Recorded data
※

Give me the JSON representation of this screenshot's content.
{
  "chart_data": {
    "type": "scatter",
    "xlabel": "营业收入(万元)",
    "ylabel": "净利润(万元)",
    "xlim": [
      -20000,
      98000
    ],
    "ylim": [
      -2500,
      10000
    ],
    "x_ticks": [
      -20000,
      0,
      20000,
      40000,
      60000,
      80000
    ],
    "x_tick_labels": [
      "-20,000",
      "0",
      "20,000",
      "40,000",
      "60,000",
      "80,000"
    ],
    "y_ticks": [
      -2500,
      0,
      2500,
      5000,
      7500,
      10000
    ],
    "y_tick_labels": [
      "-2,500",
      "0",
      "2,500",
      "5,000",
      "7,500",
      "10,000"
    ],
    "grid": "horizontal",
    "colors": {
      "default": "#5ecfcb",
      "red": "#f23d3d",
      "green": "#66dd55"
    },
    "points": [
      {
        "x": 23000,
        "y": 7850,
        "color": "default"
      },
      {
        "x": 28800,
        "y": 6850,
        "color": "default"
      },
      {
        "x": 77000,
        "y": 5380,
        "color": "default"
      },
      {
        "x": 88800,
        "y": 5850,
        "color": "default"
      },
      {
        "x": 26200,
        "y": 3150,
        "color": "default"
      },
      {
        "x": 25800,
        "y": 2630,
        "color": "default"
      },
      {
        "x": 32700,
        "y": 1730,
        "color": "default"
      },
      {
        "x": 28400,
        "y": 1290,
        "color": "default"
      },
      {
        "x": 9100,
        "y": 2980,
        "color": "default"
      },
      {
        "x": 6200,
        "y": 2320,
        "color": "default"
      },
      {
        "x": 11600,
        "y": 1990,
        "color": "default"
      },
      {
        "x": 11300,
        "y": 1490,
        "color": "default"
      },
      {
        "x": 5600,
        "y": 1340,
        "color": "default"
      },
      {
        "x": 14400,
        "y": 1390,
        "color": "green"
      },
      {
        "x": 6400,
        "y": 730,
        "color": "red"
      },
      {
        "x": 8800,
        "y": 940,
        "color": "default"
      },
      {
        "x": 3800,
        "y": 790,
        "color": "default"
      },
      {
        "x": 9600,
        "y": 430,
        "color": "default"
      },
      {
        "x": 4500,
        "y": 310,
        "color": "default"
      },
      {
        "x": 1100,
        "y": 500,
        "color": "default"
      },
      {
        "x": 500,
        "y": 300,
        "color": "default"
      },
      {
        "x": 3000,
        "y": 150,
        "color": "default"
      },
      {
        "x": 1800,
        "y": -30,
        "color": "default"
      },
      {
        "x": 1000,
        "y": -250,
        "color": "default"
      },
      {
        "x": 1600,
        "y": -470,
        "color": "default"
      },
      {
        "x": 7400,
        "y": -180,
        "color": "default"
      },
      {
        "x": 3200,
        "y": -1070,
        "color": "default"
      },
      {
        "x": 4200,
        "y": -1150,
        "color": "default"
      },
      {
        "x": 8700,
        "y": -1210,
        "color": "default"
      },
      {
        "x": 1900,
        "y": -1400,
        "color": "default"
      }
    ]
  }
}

※

Transcribe all of the lines in the records precisely.

Give me the JSON representation of this screenshot's content.
{
  "chart_data": {
    "type": "scatter",
    "xlabel": "营业收入(万元)",
    "ylabel": "净利润(万元)",
    "xlim": [
      -20000,
      98000
    ],
    "ylim": [
      -2500,
      10000
    ],
    "x_ticks": [
      -20000,
      0,
      20000,
      40000,
      60000,
      80000
    ],
    "x_tick_labels": [
      "-20,000",
      "0",
      "20,000",
      "40,000",
      "60,000",
      "80,000"
    ],
    "y_ticks": [
      -2500,
      0,
      2500,
      5000,
      7500,
      10000
    ],
    "y_tick_labels": [
      "-2,500",
      "0",
      "2,500",
      "5,000",
      "7,500",
      "10,000"
    ],
    "grid": "horizontal",
    "colors": {
      "default": "#5ecfcb",
      "red": "#f23d3d",
      "green": "#66dd55"
    },
    "points": [
      {
        "x": 23000,
        "y": 7850,
        "color": "default"
      },
      {
        "x": 28800,
        "y": 6850,
        "color": "default"
      },
      {
        "x": 77000,
        "y": 5380,
        "color": "default"
      },
      {
        "x": 88800,
        "y": 5850,
        "color": "default"
      },
      {
        "x": 26200,
        "y": 3150,
        "color": "default"
      },
      {
        "x": 25800,
        "y": 2630,
        "color": "default"
      },
      {
        "x": 32700,
        "y": 1730,
        "color": "default"
      },
      {
        "x": 28400,
        "y": 1290,
        "color": "default"
      },
      {
        "x": 9100,
        "y": 2980,
        "color": "default"
      },
      {
        "x": 6200,
        "y": 2320,
        "color": "default"
      },
      {
        "x": 11600,
        "y": 1990,
        "color": "default"
      },
      {
        "x": 11300,
        "y": 1490,
        "color": "default"
      },
      {
        "x": 5600,
        "y": 1340,
        "color": "default"
      },
      {
        "x": 14400,
        "y": 1390,
        "color": "green"
      },
      {
        "x": 6400,
        "y": 730,
        "color": "red"
      },
      {
        "x": 8800,
        "y": 940,
        "color": "default"
      },
      {
        "x": 3800,
        "y": 790,
        "color": "default"
      },
      {
        "x": 9600,
        "y": 430,
        "color": "default"
      },
      {
        "x": 4500,
        "y": 310,
        "color": "default"
      },
      {
        "x": 1100,
        "y": 500,
        "color": "default"
      },
      {
        "x": 500,
        "y": 300,
        "color": "default"
      },
      {
        "x": 3000,
        "y": 150,
        "color": "default"
      },
      {
        "x": 1800,
        "y": -30,
        "color": "default"
      },
      {
        "x": 1000,
        "y": -250,
        "color": "default"
      },
      {
        "x": 1600,
        "y": -470,
        "color": "default"
      },
      {
        "x": 7400,
        "y": -180,
        "color": "default"
      },
      {
        "x": 3200,
        "y": -1070,
        "color": "default"
      },
      {
        "x": 4200,
        "y": -1150,
        "color": "default"
      },
      {
        "x": 8700,
        "y": -1210,
        "color": "default"
      },
      {
        "x": 1900,
        "y": -1400,
        "color": "default"
      }
    ]
  }
}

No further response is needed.